Of the lines below, count those containing the word "this". Reply with the number alone.

[Raw records]
------------------------------------------------------------

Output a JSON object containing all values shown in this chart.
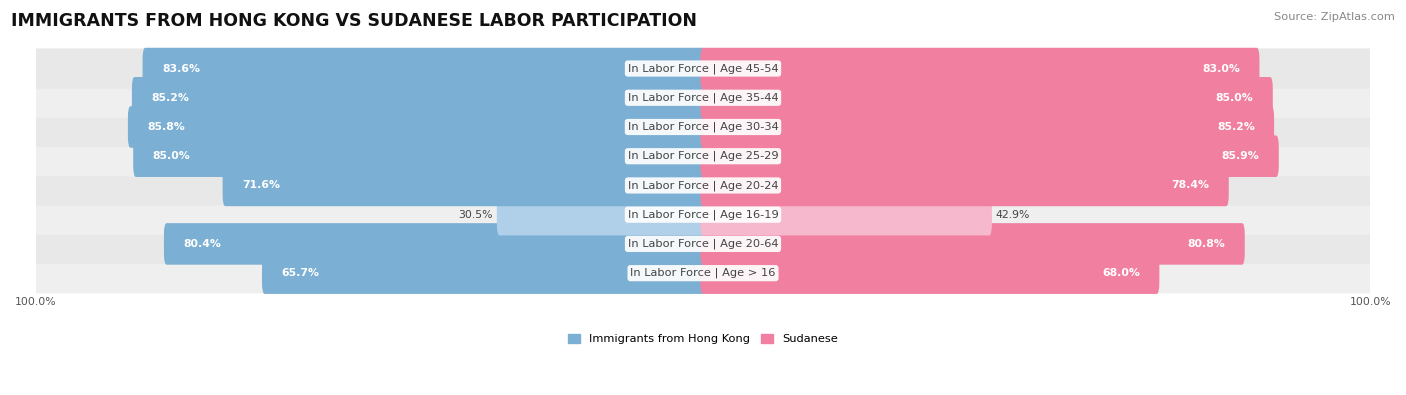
{
  "title": "IMMIGRANTS FROM HONG KONG VS SUDANESE LABOR PARTICIPATION",
  "source": "Source: ZipAtlas.com",
  "categories": [
    "In Labor Force | Age > 16",
    "In Labor Force | Age 20-64",
    "In Labor Force | Age 16-19",
    "In Labor Force | Age 20-24",
    "In Labor Force | Age 25-29",
    "In Labor Force | Age 30-34",
    "In Labor Force | Age 35-44",
    "In Labor Force | Age 45-54"
  ],
  "hk_values": [
    65.7,
    80.4,
    30.5,
    71.6,
    85.0,
    85.8,
    85.2,
    83.6
  ],
  "sud_values": [
    68.0,
    80.8,
    42.9,
    78.4,
    85.9,
    85.2,
    85.0,
    83.0
  ],
  "hk_color": "#7bafd4",
  "hk_color_light": "#b0cfe8",
  "sud_color": "#f07fa0",
  "sud_color_light": "#f5b8cc",
  "bar_height": 0.62,
  "max_val": 100.0,
  "legend_hk": "Immigrants from Hong Kong",
  "legend_sud": "Sudanese",
  "title_fontsize": 12.5,
  "label_fontsize": 8.2,
  "value_fontsize": 7.8,
  "source_fontsize": 8.2,
  "row_colors": [
    "#efefef",
    "#e8e8e8"
  ]
}
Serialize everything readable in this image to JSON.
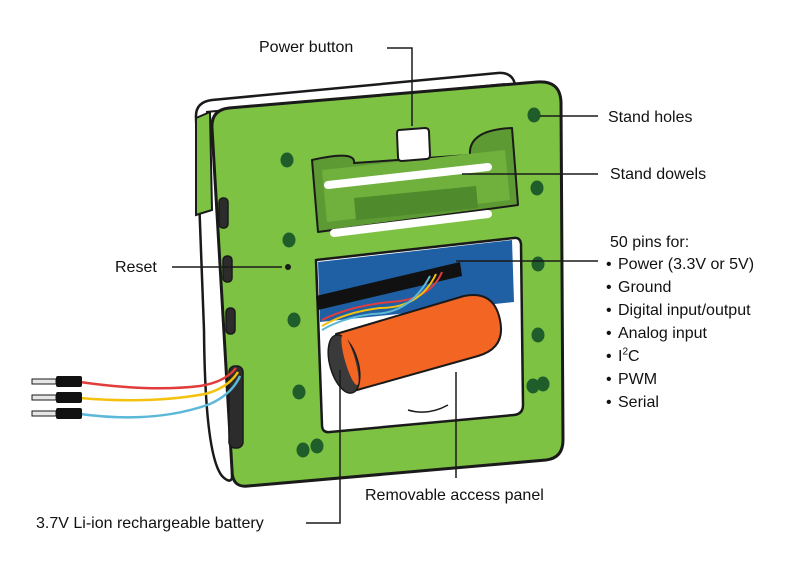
{
  "labels": {
    "power_button": "Power button",
    "stand_holes": "Stand holes",
    "stand_dowels": "Stand dowels",
    "reset": "Reset",
    "pins_title": "50 pins for:",
    "removable_panel": "Removable access panel",
    "battery": "3.7V Li-ion rechargeable battery"
  },
  "pins_list": {
    "power": "Power (3.3V or 5V)",
    "ground": "Ground",
    "digital": "Digital input/output",
    "analog": "Analog input",
    "i2c_prefix": "I",
    "i2c_sup": "2",
    "i2c_suffix": "C",
    "pwm": "PWM",
    "serial": "Serial"
  },
  "bullet": "•",
  "colors": {
    "case_green": "#7dc243",
    "hole_green": "#1f5d2a",
    "battery_orange": "#f26522",
    "pcb_blue": "#1f5fa3",
    "wire_red": "#e23d3d",
    "wire_yellow": "#f4c20d",
    "wire_blue": "#5bb8d8",
    "outline": "#1a1a1a"
  }
}
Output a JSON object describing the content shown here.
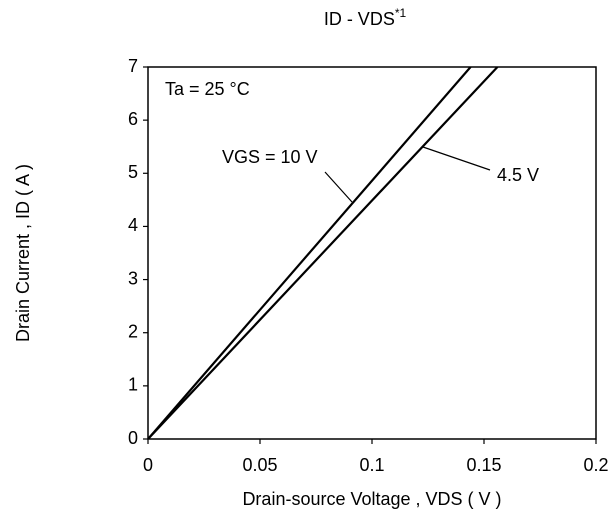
{
  "chart_data": {
    "type": "line",
    "title": "ID - VDS",
    "title_superscript": "*1",
    "x_label": "Drain-source Voltage , VDS ( V )",
    "y_label": "Drain Current , ID ( A )",
    "annotation": "Ta = 25 °C",
    "series": [
      {
        "name": "VGS = 10 V",
        "color": "#000000",
        "x": [
          0,
          0.144
        ],
        "values": [
          0,
          7
        ]
      },
      {
        "name": "4.5 V",
        "color": "#000000",
        "x": [
          0,
          0.156
        ],
        "values": [
          0,
          7
        ]
      }
    ],
    "xlim": [
      0,
      0.2
    ],
    "xticks": [
      0,
      0.05,
      0.1,
      0.15,
      0.2
    ],
    "ylim": [
      0,
      7
    ],
    "yticks": [
      0,
      1,
      2,
      3,
      4,
      5,
      6,
      7
    ],
    "grid": false
  }
}
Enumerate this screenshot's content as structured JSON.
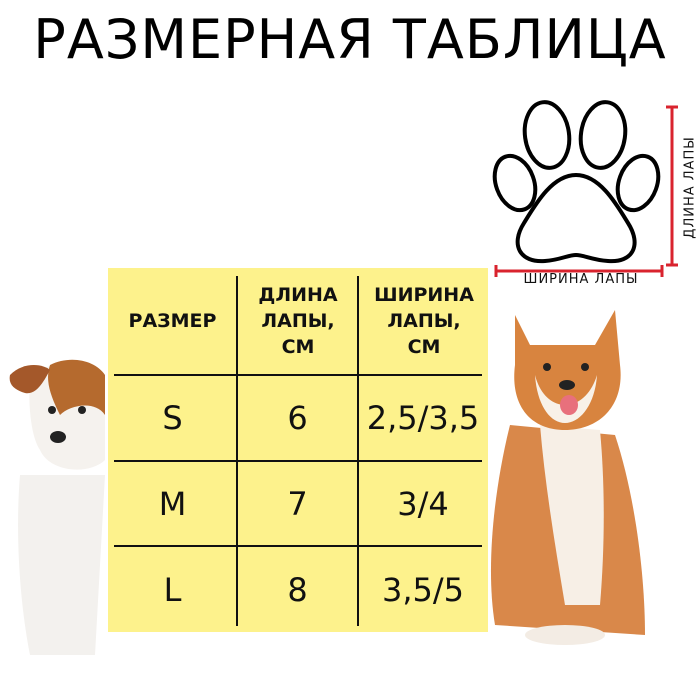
{
  "title": "РАЗМЕРНАЯ ТАБЛИЦА",
  "diagram": {
    "icon": "paw-outline-icon",
    "width_label": "ШИРИНА ЛАПЫ",
    "length_label": "ДЛИНА ЛАПЫ",
    "measure_color": "#d9232e"
  },
  "table": {
    "background": "#fdf28c",
    "headers": [
      "РАЗМЕР",
      "ДЛИНА ЛАПЫ, СМ",
      "ШИРИНА ЛАПЫ, СМ"
    ],
    "rows": [
      [
        "S",
        "6",
        "2,5/3,5"
      ],
      [
        "M",
        "7",
        "3/4"
      ],
      [
        "L",
        "8",
        "3,5/5"
      ]
    ]
  }
}
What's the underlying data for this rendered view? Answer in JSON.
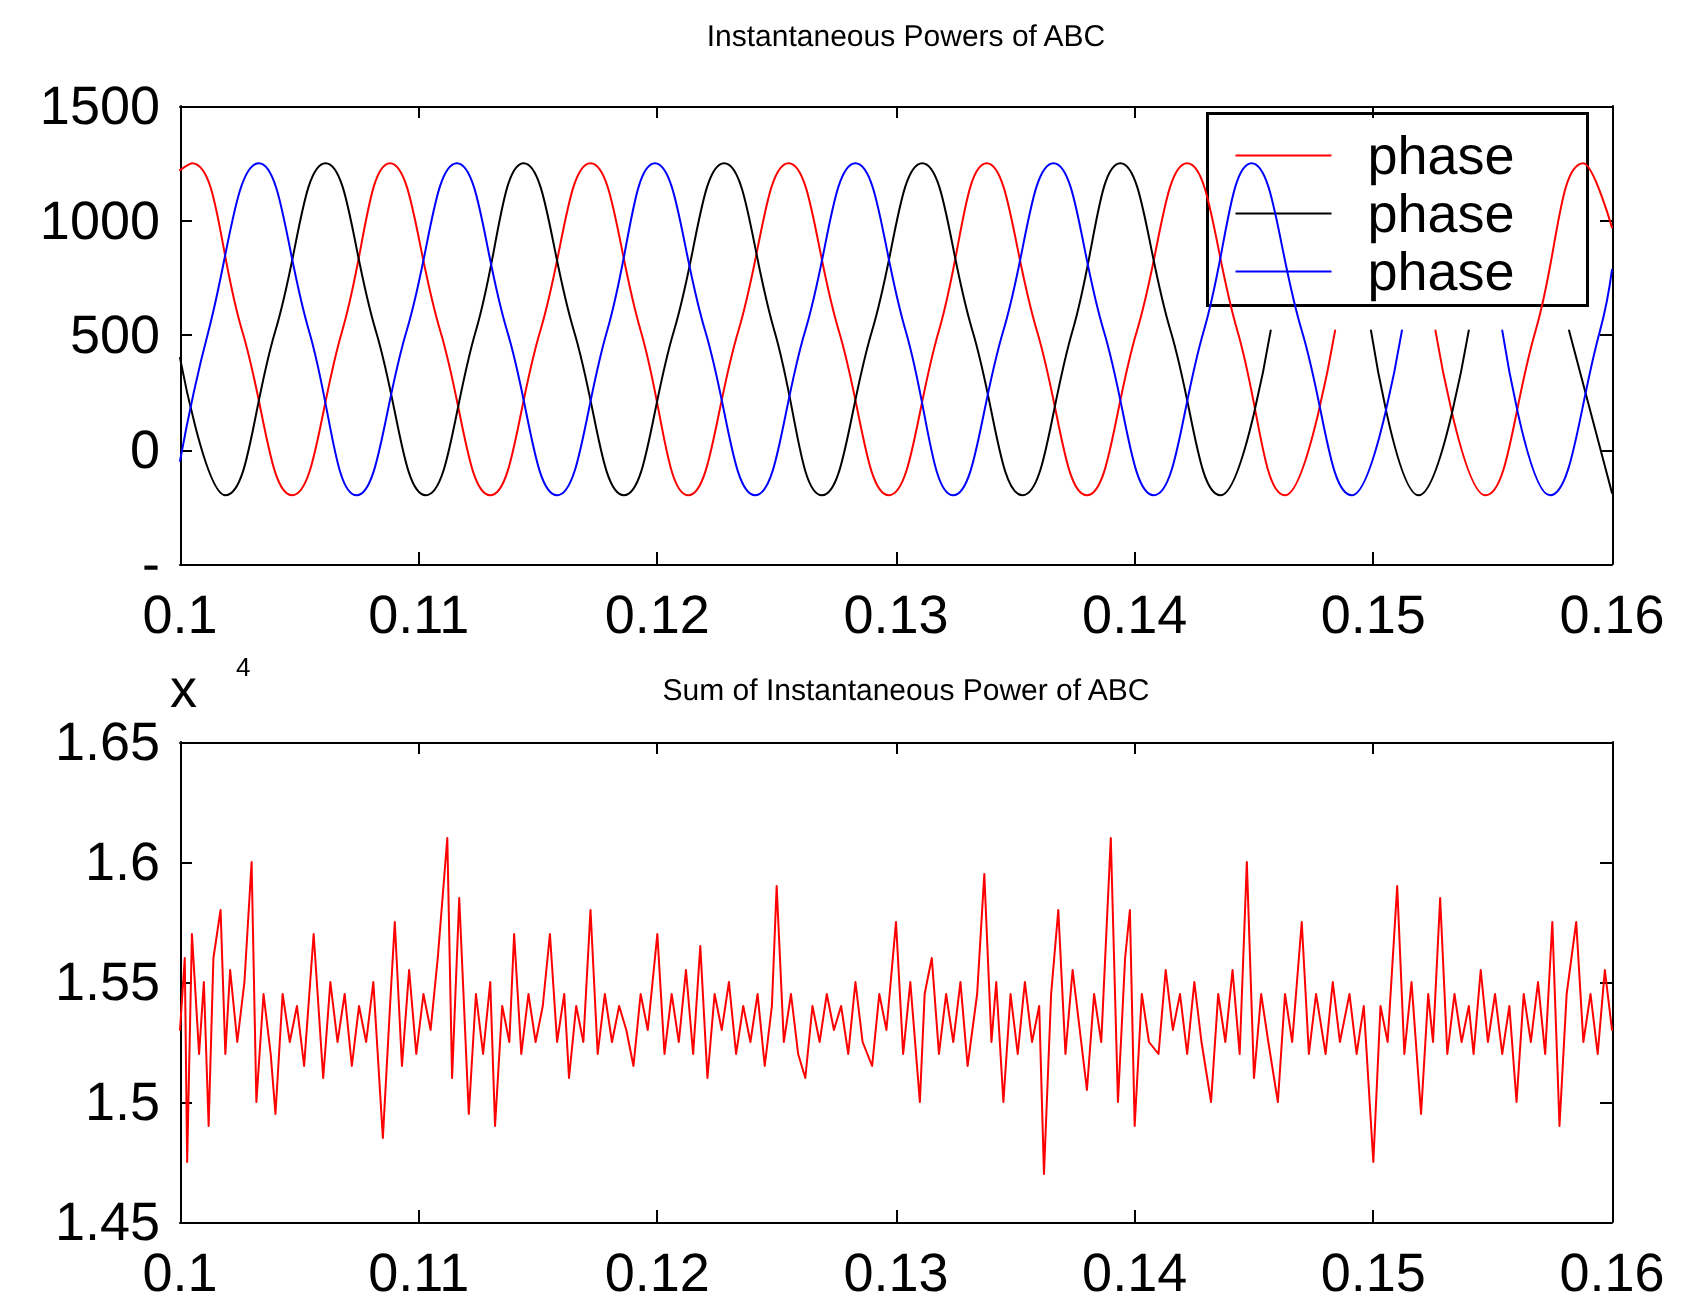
{
  "chart_data": [
    {
      "type": "line",
      "title": "Instantaneous Powers of ABC",
      "xlim": [
        0.1,
        0.16
      ],
      "xticks": [
        0.1,
        0.11,
        0.12,
        0.13,
        0.14,
        0.15,
        0.16
      ],
      "ylim": [
        -500,
        1500
      ],
      "yticks": [
        {
          "value": -500,
          "label": "-"
        },
        0,
        500,
        1000,
        1500
      ],
      "grid": false,
      "legend": "top right",
      "marker": "none",
      "line_style": "solid",
      "series": [
        {
          "name": "phase",
          "color": "#ff0000",
          "x": [
            0.1,
            0.1005,
            0.1026,
            0.1047,
            0.1068,
            0.1088,
            0.1109,
            0.113,
            0.1151,
            0.1172,
            0.1193,
            0.1213,
            0.1234,
            0.1255,
            0.1276,
            0.1297,
            0.1318,
            0.1338,
            0.1359,
            0.138,
            0.1401,
            0.1422,
            0.1443,
            0.1463,
            0.1484,
            0.1505,
            0.1526,
            0.1547,
            0.1568,
            0.1588,
            0.16
          ],
          "values": [
            1220,
            1250,
            520,
            -200,
            520,
            1250,
            520,
            -200,
            520,
            1250,
            520,
            -200,
            520,
            1250,
            520,
            -200,
            520,
            1250,
            520,
            -200,
            520,
            1250,
            520,
            -200,
            520,
            null,
            520,
            -200,
            520,
            1250,
            970
          ]
        },
        {
          "name": "phase",
          "color": "#000000",
          "x": [
            0.1,
            0.1019,
            0.104,
            0.1061,
            0.1082,
            0.1103,
            0.1124,
            0.1144,
            0.1165,
            0.1186,
            0.1207,
            0.1228,
            0.1249,
            0.1269,
            0.129,
            0.1311,
            0.1332,
            0.1353,
            0.1374,
            0.1394,
            0.1415,
            0.1436,
            0.1457,
            0.1478,
            0.1499,
            0.1519,
            0.154,
            0.1561,
            0.1582,
            0.16
          ],
          "values": [
            400,
            -200,
            520,
            1250,
            520,
            -200,
            520,
            1250,
            520,
            -200,
            520,
            1250,
            520,
            -200,
            520,
            1250,
            520,
            -200,
            520,
            1250,
            520,
            -200,
            520,
            null,
            520,
            -200,
            520,
            null,
            520,
            -190
          ]
        },
        {
          "name": "phase",
          "color": "#0000ff",
          "x": [
            0.1,
            0.1012,
            0.1033,
            0.1054,
            0.1074,
            0.1095,
            0.1116,
            0.1137,
            0.1158,
            0.1179,
            0.1199,
            0.122,
            0.1241,
            0.1262,
            0.1283,
            0.1304,
            0.1324,
            0.1345,
            0.1366,
            0.1387,
            0.1408,
            0.1429,
            0.1449,
            0.147,
            0.1491,
            0.1512,
            0.1533,
            0.1554,
            0.1574,
            0.1595,
            0.16
          ],
          "values": [
            -50,
            520,
            1250,
            520,
            -200,
            520,
            1250,
            520,
            -200,
            520,
            1250,
            520,
            -200,
            520,
            1250,
            520,
            -200,
            520,
            1250,
            520,
            -200,
            520,
            1250,
            520,
            -200,
            520,
            null,
            520,
            -200,
            520,
            785
          ]
        }
      ]
    },
    {
      "type": "line",
      "title": "Sum of Instantaneous Power of ABC",
      "annotations": [
        "x $^{4}$"
      ],
      "xlim": [
        0.1,
        0.16
      ],
      "xticks": [
        0.1,
        0.11,
        0.12,
        0.13,
        0.14,
        0.15,
        0.16
      ],
      "ylim": [
        1.45,
        1.65
      ],
      "yticks": [
        1.45,
        1.5,
        1.55,
        1.6,
        1.65
      ],
      "grid": false,
      "marker": "none",
      "line_style": "solid",
      "color": "#ff0000",
      "x": [
        0.1,
        0.1002,
        0.1003,
        0.1005,
        0.1008,
        0.101,
        0.1012,
        0.1014,
        0.1017,
        0.1019,
        0.1021,
        0.1024,
        0.1027,
        0.103,
        0.1032,
        0.1035,
        0.1038,
        0.104,
        0.1043,
        0.1046,
        0.1049,
        0.1052,
        0.1056,
        0.106,
        0.1063,
        0.1066,
        0.1069,
        0.1072,
        0.1075,
        0.1078,
        0.1081,
        0.1085,
        0.1088,
        0.109,
        0.1093,
        0.1096,
        0.1099,
        0.1102,
        0.1105,
        0.1108,
        0.1112,
        0.1114,
        0.1117,
        0.1121,
        0.1124,
        0.1127,
        0.113,
        0.1132,
        0.1135,
        0.1138,
        0.114,
        0.1143,
        0.1146,
        0.1149,
        0.1152,
        0.1155,
        0.1158,
        0.1161,
        0.1163,
        0.1166,
        0.1169,
        0.1172,
        0.1175,
        0.1178,
        0.1181,
        0.1184,
        0.1187,
        0.119,
        0.1193,
        0.1196,
        0.12,
        0.1203,
        0.1206,
        0.1209,
        0.1212,
        0.1215,
        0.1218,
        0.1221,
        0.1224,
        0.1227,
        0.123,
        0.1233,
        0.1236,
        0.1239,
        0.1242,
        0.1245,
        0.1248,
        0.125,
        0.1253,
        0.1256,
        0.1259,
        0.1262,
        0.1265,
        0.1268,
        0.1271,
        0.1274,
        0.1277,
        0.128,
        0.1283,
        0.1286,
        0.129,
        0.1293,
        0.1296,
        0.13,
        0.1303,
        0.1306,
        0.131,
        0.1312,
        0.1315,
        0.1318,
        0.1321,
        0.1324,
        0.1327,
        0.133,
        0.1334,
        0.1337,
        0.134,
        0.1342,
        0.1345,
        0.1348,
        0.1351,
        0.1354,
        0.1357,
        0.136,
        0.1362,
        0.1365,
        0.1368,
        0.1371,
        0.1374,
        0.1377,
        0.138,
        0.1383,
        0.1386,
        0.139,
        0.1393,
        0.1396,
        0.1398,
        0.14,
        0.1403,
        0.1406,
        0.141,
        0.1413,
        0.1416,
        0.1419,
        0.1422,
        0.1425,
        0.1428,
        0.1432,
        0.1435,
        0.1438,
        0.1441,
        0.1444,
        0.1447,
        0.145,
        0.1453,
        0.1456,
        0.146,
        0.1463,
        0.1466,
        0.147,
        0.1473,
        0.1476,
        0.148,
        0.1483,
        0.1486,
        0.149,
        0.1493,
        0.1496,
        0.15,
        0.1503,
        0.1506,
        0.151,
        0.1513,
        0.1516,
        0.152,
        0.1523,
        0.1525,
        0.1528,
        0.1531,
        0.1534,
        0.1537,
        0.154,
        0.1542,
        0.1545,
        0.1548,
        0.1551,
        0.1554,
        0.1557,
        0.156,
        0.1563,
        0.1566,
        0.1569,
        0.1572,
        0.1575,
        0.1578,
        0.1581,
        0.1585,
        0.1588,
        0.1591,
        0.1594,
        0.1597,
        0.16
      ],
      "values": [
        1.53,
        1.56,
        1.475,
        1.57,
        1.52,
        1.55,
        1.49,
        1.56,
        1.58,
        1.52,
        1.555,
        1.525,
        1.55,
        1.6,
        1.5,
        1.545,
        1.52,
        1.495,
        1.545,
        1.525,
        1.54,
        1.515,
        1.57,
        1.51,
        1.55,
        1.525,
        1.545,
        1.515,
        1.54,
        1.525,
        1.55,
        1.485,
        1.54,
        1.575,
        1.515,
        1.555,
        1.52,
        1.545,
        1.53,
        1.56,
        1.61,
        1.51,
        1.585,
        1.495,
        1.545,
        1.52,
        1.55,
        1.49,
        1.54,
        1.525,
        1.57,
        1.52,
        1.545,
        1.525,
        1.54,
        1.57,
        1.525,
        1.545,
        1.51,
        1.54,
        1.525,
        1.58,
        1.52,
        1.545,
        1.525,
        1.54,
        1.53,
        1.515,
        1.545,
        1.53,
        1.57,
        1.52,
        1.545,
        1.525,
        1.555,
        1.52,
        1.565,
        1.51,
        1.545,
        1.53,
        1.55,
        1.52,
        1.54,
        1.525,
        1.545,
        1.515,
        1.54,
        1.59,
        1.525,
        1.545,
        1.52,
        1.51,
        1.54,
        1.525,
        1.545,
        1.53,
        1.54,
        1.52,
        1.55,
        1.525,
        1.515,
        1.545,
        1.53,
        1.575,
        1.52,
        1.55,
        1.5,
        1.545,
        1.56,
        1.52,
        1.545,
        1.525,
        1.55,
        1.515,
        1.545,
        1.595,
        1.525,
        1.55,
        1.5,
        1.545,
        1.52,
        1.55,
        1.525,
        1.54,
        1.47,
        1.545,
        1.58,
        1.52,
        1.555,
        1.53,
        1.505,
        1.545,
        1.525,
        1.61,
        1.5,
        1.56,
        1.58,
        1.49,
        1.545,
        1.525,
        1.52,
        1.555,
        1.53,
        1.545,
        1.52,
        1.55,
        1.525,
        1.5,
        1.545,
        1.525,
        1.555,
        1.52,
        1.6,
        1.51,
        1.545,
        1.525,
        1.5,
        1.545,
        1.525,
        1.575,
        1.52,
        1.545,
        1.52,
        1.55,
        1.525,
        1.545,
        1.52,
        1.54,
        1.475,
        1.54,
        1.525,
        1.59,
        1.52,
        1.55,
        1.495,
        1.545,
        1.525,
        1.585,
        1.52,
        1.545,
        1.525,
        1.54,
        1.52,
        1.555,
        1.525,
        1.545,
        1.52,
        1.54,
        1.5,
        1.545,
        1.525,
        1.55,
        1.52,
        1.575,
        1.49,
        1.545,
        1.575,
        1.525,
        1.545,
        1.52,
        1.555,
        1.53
      ]
    }
  ]
}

------------------------------------------------------------

## EXERCISE ANSWER
4